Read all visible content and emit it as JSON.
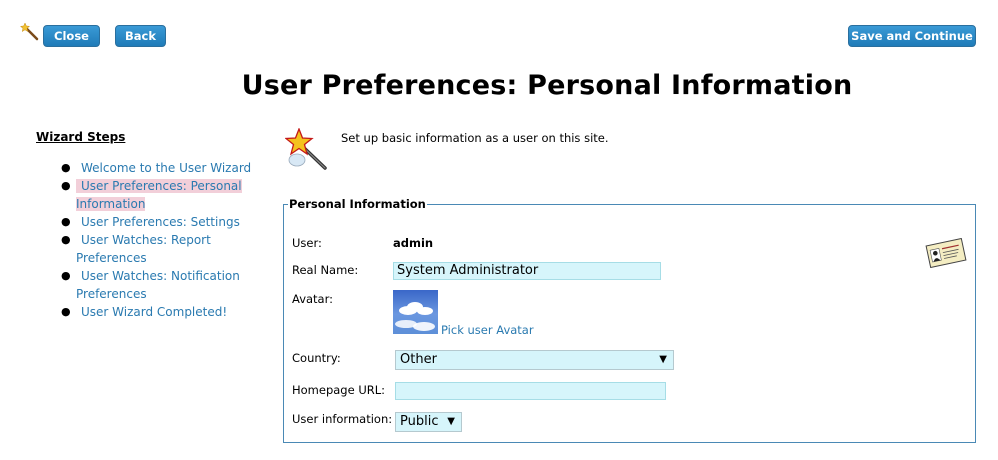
{
  "toolbar": {
    "close_label": "Close",
    "back_label": "Back",
    "save_label": "Save and Continue"
  },
  "page_title": "User Preferences: Personal Information",
  "sidebar": {
    "title": "Wizard Steps",
    "items": [
      {
        "label": "Welcome to the User Wizard",
        "active": false
      },
      {
        "label": "User Preferences: Personal Information",
        "active": true
      },
      {
        "label": "User Preferences: Settings",
        "active": false
      },
      {
        "label": "User Watches: Report Preferences",
        "active": false
      },
      {
        "label": "User Watches: Notification Preferences",
        "active": false
      },
      {
        "label": "User Wizard Completed!",
        "active": false
      }
    ]
  },
  "intro_text": "Set up basic information as a user on this site.",
  "form": {
    "legend": "Personal Information",
    "user_label": "User:",
    "user_value": "admin",
    "realname_label": "Real Name:",
    "realname_value": "System Administrator",
    "avatar_label": "Avatar:",
    "avatar_link": "Pick user Avatar",
    "country_label": "Country:",
    "country_value": "Other",
    "homepage_label": "Homepage URL:",
    "homepage_value": "",
    "userinfo_label": "User information:",
    "userinfo_value": "Public"
  },
  "colors": {
    "accent": "#1f7bb8",
    "link": "#2a7ab0",
    "active_step_bg": "#f2cfd9",
    "input_bg": "#d6f5fb"
  }
}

-*-

* [The request]: Scan the listing above and copy all lines containing the word "Personal".

* [Task response]:
  "page_title": "User Preferences: Personal Information",
        "label": "User Preferences: Personal Information",
    "legend": "Personal Information",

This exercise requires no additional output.